++++ Information given ++++
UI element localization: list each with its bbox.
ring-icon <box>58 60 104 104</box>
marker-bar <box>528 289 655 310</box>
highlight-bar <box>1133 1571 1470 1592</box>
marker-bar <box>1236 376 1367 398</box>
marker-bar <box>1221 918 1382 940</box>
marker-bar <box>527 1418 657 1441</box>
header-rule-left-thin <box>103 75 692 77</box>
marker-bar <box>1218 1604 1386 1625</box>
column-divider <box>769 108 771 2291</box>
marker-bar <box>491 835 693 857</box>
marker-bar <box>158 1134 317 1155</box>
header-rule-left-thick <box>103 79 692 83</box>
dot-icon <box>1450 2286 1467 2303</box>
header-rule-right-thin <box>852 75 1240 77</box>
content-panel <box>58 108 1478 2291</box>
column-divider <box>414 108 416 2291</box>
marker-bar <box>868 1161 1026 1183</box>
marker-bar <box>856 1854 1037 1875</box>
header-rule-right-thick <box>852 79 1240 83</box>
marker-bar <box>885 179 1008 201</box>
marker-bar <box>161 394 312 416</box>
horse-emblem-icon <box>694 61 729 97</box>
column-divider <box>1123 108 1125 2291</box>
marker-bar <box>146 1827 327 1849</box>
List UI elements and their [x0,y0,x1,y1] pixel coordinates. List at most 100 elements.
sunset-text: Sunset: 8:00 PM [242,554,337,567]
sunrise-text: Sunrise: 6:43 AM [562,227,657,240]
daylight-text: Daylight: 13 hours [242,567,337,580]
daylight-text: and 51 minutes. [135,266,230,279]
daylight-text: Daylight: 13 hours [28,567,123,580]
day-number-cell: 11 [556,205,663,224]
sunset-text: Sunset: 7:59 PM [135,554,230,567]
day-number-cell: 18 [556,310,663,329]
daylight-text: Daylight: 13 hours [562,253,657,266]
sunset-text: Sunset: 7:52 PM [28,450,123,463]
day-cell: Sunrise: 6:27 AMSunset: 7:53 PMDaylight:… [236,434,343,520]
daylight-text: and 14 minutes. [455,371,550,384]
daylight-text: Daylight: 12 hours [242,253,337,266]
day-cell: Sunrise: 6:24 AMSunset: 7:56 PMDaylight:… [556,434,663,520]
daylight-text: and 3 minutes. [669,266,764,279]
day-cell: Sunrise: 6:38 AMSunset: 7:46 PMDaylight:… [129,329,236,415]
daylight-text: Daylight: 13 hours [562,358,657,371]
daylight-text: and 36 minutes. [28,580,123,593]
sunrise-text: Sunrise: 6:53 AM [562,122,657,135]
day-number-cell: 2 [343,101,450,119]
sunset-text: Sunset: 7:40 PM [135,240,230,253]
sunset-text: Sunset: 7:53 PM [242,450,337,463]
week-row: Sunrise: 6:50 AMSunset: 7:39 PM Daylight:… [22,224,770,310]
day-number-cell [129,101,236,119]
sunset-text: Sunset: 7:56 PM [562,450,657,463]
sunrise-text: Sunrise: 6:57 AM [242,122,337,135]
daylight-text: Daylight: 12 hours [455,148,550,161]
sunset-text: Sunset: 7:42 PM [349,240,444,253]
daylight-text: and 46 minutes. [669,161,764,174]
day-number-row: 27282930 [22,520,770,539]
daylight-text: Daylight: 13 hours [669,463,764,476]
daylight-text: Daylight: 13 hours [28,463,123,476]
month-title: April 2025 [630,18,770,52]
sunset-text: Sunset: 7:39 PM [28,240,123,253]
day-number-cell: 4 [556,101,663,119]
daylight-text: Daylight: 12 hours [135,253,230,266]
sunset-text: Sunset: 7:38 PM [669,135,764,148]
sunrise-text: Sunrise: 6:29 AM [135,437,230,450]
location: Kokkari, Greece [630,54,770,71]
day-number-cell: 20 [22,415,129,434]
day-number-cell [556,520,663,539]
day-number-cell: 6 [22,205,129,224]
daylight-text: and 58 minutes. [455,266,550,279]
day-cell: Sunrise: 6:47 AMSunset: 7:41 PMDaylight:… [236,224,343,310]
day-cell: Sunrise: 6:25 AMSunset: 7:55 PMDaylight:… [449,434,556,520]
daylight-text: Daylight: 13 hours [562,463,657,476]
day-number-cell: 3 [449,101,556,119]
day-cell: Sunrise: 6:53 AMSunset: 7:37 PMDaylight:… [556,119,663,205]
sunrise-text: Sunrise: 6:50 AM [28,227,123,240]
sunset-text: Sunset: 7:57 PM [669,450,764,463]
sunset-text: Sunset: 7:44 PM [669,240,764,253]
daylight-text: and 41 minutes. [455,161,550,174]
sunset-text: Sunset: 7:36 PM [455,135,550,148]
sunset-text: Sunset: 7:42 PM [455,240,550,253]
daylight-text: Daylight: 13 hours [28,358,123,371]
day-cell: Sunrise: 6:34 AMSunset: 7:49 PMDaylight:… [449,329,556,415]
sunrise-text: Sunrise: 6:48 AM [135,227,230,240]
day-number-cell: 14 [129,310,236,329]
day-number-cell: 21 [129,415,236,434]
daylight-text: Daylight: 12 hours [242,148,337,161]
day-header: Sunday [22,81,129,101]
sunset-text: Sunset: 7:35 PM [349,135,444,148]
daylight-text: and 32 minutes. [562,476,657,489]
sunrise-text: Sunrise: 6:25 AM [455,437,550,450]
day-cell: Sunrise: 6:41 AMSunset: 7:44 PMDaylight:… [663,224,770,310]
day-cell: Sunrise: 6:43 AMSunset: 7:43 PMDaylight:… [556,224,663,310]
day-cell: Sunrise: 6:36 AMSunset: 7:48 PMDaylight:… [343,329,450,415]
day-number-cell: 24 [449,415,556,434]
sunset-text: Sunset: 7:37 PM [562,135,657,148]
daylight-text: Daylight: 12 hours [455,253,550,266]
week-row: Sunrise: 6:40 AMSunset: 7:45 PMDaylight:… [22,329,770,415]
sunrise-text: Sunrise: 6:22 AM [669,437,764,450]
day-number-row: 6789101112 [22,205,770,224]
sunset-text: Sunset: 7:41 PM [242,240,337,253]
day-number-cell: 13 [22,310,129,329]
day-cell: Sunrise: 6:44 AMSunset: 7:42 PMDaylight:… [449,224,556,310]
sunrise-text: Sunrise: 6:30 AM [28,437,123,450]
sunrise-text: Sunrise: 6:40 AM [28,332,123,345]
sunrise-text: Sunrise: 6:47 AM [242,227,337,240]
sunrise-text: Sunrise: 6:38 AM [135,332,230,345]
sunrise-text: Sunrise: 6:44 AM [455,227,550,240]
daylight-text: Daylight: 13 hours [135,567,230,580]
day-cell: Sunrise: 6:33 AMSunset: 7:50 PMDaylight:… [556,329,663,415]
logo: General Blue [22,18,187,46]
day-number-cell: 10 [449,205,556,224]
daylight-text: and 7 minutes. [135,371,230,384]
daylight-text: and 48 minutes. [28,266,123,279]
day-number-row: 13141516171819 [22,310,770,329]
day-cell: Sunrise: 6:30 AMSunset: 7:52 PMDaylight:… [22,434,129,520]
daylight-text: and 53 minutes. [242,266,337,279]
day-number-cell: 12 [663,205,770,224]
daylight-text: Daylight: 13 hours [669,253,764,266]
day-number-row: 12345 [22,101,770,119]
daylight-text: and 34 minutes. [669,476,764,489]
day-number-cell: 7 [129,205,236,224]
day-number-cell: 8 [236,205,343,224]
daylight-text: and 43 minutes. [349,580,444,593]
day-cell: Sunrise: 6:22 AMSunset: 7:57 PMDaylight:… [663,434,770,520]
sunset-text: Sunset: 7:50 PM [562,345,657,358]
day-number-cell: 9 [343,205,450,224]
++++
- What you need to do
Convert every line of all the entries above into a Markdown table with two columns, n for the row number and Line for the text of the line, and skip any blank lines.

- Final answer
| n | Line |
|---|---|
| 1 | UI element localization: list each with its bbox. |
| 2 | ring-icon <box>58 60 104 104</box> |
| 3 | marker-bar <box>528 289 655 310</box> |
| 4 | highlight-bar <box>1133 1571 1470 1592</box> |
| 5 | marker-bar <box>1236 376 1367 398</box> |
| 6 | marker-bar <box>1221 918 1382 940</box> |
| 7 | marker-bar <box>527 1418 657 1441</box> |
| 8 | header-rule-left-thin <box>103 75 692 77</box> |
| 9 | marker-bar <box>1218 1604 1386 1625</box> |
| 10 | column-divider <box>769 108 771 2291</box> |
| 11 | marker-bar <box>491 835 693 857</box> |
| 12 | marker-bar <box>158 1134 317 1155</box> |
| 13 | header-rule-left-thick <box>103 79 692 83</box> |
| 14 | dot-icon <box>1450 2286 1467 2303</box> |
| 15 | header-rule-right-thin <box>852 75 1240 77</box> |
| 16 | content-panel <box>58 108 1478 2291</box> |
| 17 | column-divider <box>414 108 416 2291</box> |
| 18 | marker-bar <box>868 1161 1026 1183</box> |
| 19 | marker-bar <box>856 1854 1037 1875</box> |
| 20 | header-rule-right-thick <box>852 79 1240 83</box> |
| 21 | marker-bar <box>885 179 1008 201</box> |
| 22 | marker-bar <box>161 394 312 416</box> |
| 23 | horse-emblem-icon <box>694 61 729 97</box> |
| 24 | column-divider <box>1123 108 1125 2291</box> |
| 25 | marker-bar <box>146 1827 327 1849</box> |
| 26 | List UI elements and their [x0,y0,x1,y1] pixel coordinates. List at most 100 elements. |
| 27 | sunset-text: Sunset: 8:00 PM [242,554,337,567] |
| 28 | sunrise-text: Sunrise: 6:43 AM [562,227,657,240] |
| 29 | daylight-text: Daylight: 13 hours [242,567,337,580] |
| 30 | daylight-text: and 51 minutes. [135,266,230,279] |
| 31 | daylight-text: Daylight: 13 hours [28,567,123,580] |
| 32 | day-number-cell: 11 [556,205,663,224] |
| 33 | sunset-text: Sunset: 7:59 PM [135,554,230,567] |
| 34 | day-number-cell: 18 [556,310,663,329] |
| 35 | daylight-text: Daylight: 13 hours [562,253,657,266] |
| 36 | sunset-text: Sunset: 7:52 PM [28,450,123,463] |
| 37 | day-cell: Sunrise: 6:27 AMSunset: 7:53 PMDaylight:… [236,434,343,520] |
| 38 | daylight-text: and 14 minutes. [455,371,550,384] |
| 39 | daylight-text: Daylight: 12 hours [242,253,337,266] |
| 40 | day-cell: Sunrise: 6:24 AMSunset: 7:56 PMDaylight:… [556,434,663,520] |
| 41 | daylight-text: and 3 minutes. [669,266,764,279] |
| 42 | day-cell: Sunrise: 6:38 AMSunset: 7:46 PMDaylight:… [129,329,236,415] |
| 43 | daylight-text: Daylight: 13 hours [562,358,657,371] |
| 44 | daylight-text: and 36 minutes. [28,580,123,593] |
| 45 | sunrise-text: Sunrise: 6:53 AM [562,122,657,135] |
| 46 | day-number-cell: 2 [343,101,450,119] |
| 47 | sunset-text: Sunset: 7:40 PM [135,240,230,253] |
| 48 | sunset-text: Sunset: 7:53 PM [242,450,337,463] |
| 49 | week-row: Sunrise: 6:50 AMSunset: 7:39 PM Daylight:… [22,224,770,310] |
| 50 | day-number-cell [129,101,236,119] |
| 51 | sunset-text: Sunset: 7:56 PM [562,450,657,463] |
| 52 | sunrise-text: Sunrise: 6:57 AM [242,122,337,135] |
| 53 | daylight-text: Daylight: 12 hours [455,148,550,161] |
| 54 | sunset-text: Sunset: 7:42 PM [349,240,444,253] |
| 55 | daylight-text: and 46 minutes. [669,161,764,174] |
| 56 | day-number-row: 27282930 [22,520,770,539] |
| 57 | daylight-text: Daylight: 13 hours [669,463,764,476] |
| 58 | daylight-text: Daylight: 13 hours [28,463,123,476] |
| 59 | month-title: April 2025 [630,18,770,52] |
| 60 | sunset-text: Sunset: 7:39 PM [28,240,123,253] |
| 61 | day-number-cell: 4 [556,101,663,119] |
| 62 | daylight-text: Daylight: 12 hours [135,253,230,266] |
| 63 | sunset-text: Sunset: 7:38 PM [669,135,764,148] |
| 64 | sunrise-text: Sunrise: 6:29 AM [135,437,230,450] |
| 65 | location: Kokkari, Greece [630,54,770,71] |
| 66 | day-number-cell: 20 [22,415,129,434] |
| 67 | day-number-cell [556,520,663,539] |
| 68 | day-number-cell: 6 [22,205,129,224] |
| 69 | daylight-text: and 58 minutes. [455,266,550,279] |
| 70 | day-cell: Sunrise: 6:47 AMSunset: 7:41 PMDaylight:… [236,224,343,310] |
| 71 | day-cell: Sunrise: 6:25 AMSunset: 7:55 PMDaylight:… [449,434,556,520] |
| 72 | daylight-text: Daylight: 13 hours [562,463,657,476] |
| 73 | day-number-cell: 3 [449,101,556,119] |
| 74 | day-cell: Sunrise: 6:53 AMSunset: 7:37 PMDaylight:… [556,119,663,205] |
| 75 | sunrise-text: Sunrise: 6:50 AM [28,227,123,240] |
| 76 | sunset-text: Sunset: 7:57 PM [669,450,764,463] |
| 77 | sunset-text: Sunset: 7:44 PM [669,240,764,253] |
| 78 | daylight-text: and 41 minutes. [455,161,550,174] |
| 79 | sunset-text: Sunset: 7:36 PM [455,135,550,148] |
| 80 | sunset-text: Sunset: 7:42 PM [455,240,550,253] |
| 81 | daylight-text: Daylight: 13 hours [28,358,123,371] |
| 82 | day-cell: Sunrise: 6:34 AMSunset: 7:49 PMDaylight:… [449,329,556,415] |
| 83 | sunrise-text: Sunrise: 6:48 AM [135,227,230,240] |
| 84 | day-number-cell: 14 [129,310,236,329] |
| 85 | day-number-cell: 21 [129,415,236,434] |
| 86 | daylight-text: Daylight: 12 hours [242,148,337,161] |
| 87 | day-header: Sunday [22,81,129,101] |
| 88 | sunset-text: Sunset: 7:35 PM [349,135,444,148] |
| 89 | daylight-text: and 32 minutes. [562,476,657,489] |
| 90 | sunrise-text: Sunrise: 6:25 AM [455,437,550,450] |
| 91 | day-cell: Sunrise: 6:41 AMSunset: 7:44 PMDaylight:… [663,224,770,310] |
| 92 | day-cell: Sunrise: 6:43 AMSunset: 7:43 PMDaylight:… [556,224,663,310] |
| 93 | day-cell: Sunrise: 6:36 AMSunset: 7:48 PMDaylight:… [343,329,450,415] |
| 94 | day-number-cell: 24 [449,415,556,434] |
| 95 | sunset-text: Sunset: 7:37 PM [562,135,657,148] |
| 96 | daylight-text: Daylight: 12 hours [455,253,550,266] |
| 97 | week-row: Sunrise: 6:40 AMSunset: 7:45 PMDaylight:… [22,329,770,415] |
| 98 | sunrise-text: Sunrise: 6:22 AM [669,437,764,450] |
| 99 | day-number-row: 6789101112 [22,205,770,224] |
| 100 | sunset-text: Sunset: 7:41 PM [242,240,337,253] |
| 101 | day-number-cell: 13 [22,310,129,329] |
| 102 | day-cell: Sunrise: 6:44 AMSunset: 7:42 PMDaylight:… [449,224,556,310] |
| 103 | sunrise-text: Sunrise: 6:30 AM [28,437,123,450] |
| 104 | sunrise-text: Sunrise: 6:40 AM [28,332,123,345] |
| 105 | sunrise-text: Sunrise: 6:47 AM [242,227,337,240] |
| 106 | sunrise-text: Sunrise: 6:38 AM [135,332,230,345] |
| 107 | sunrise-text: Sunrise: 6:44 AM [455,227,550,240] |
| 108 | daylight-text: Daylight: 13 hours [135,567,230,580] |
| 109 | day-cell: Sunrise: 6:33 AMSunset: 7:50 PMDaylight:… [556,329,663,415] |
| 110 | logo: General Blue [22,18,187,46] |
| 111 | day-number-cell: 10 [449,205,556,224] |
| 112 | daylight-text: and 7 minutes. [135,371,230,384] |
| 113 | daylight-text: and 48 minutes. [28,266,123,279] |
| 114 | day-number-row: 13141516171819 [22,310,770,329] |
| 115 | day-cell: Sunrise: 6:30 AMSunset: 7:52 PMDaylight:… [22,434,129,520] |
| 116 | daylight-text: and 53 minutes. [242,266,337,279] |
| 117 | day-number-cell: 12 [663,205,770,224] |
| 118 | daylight-text: Daylight: 13 hours [669,253,764,266] |
| 119 | day-number-row: 12345 [22,101,770,119] |
| 120 | daylight-text: and 34 minutes. [669,476,764,489] |
| 121 | day-number-cell: 7 [129,205,236,224] |
| 122 | day-number-cell: 8 [236,205,343,224] |
| 123 | daylight-text: and 43 minutes. [349,580,444,593] |
| 124 | day-cell: Sunrise: 6:22 AMSunset: 7:57 PMDaylight:… [663,434,770,520] |
| 125 | sunset-text: Sunset: 7:50 PM [562,345,657,358] |
| 126 | day-number-cell: 9 [343,205,450,224] |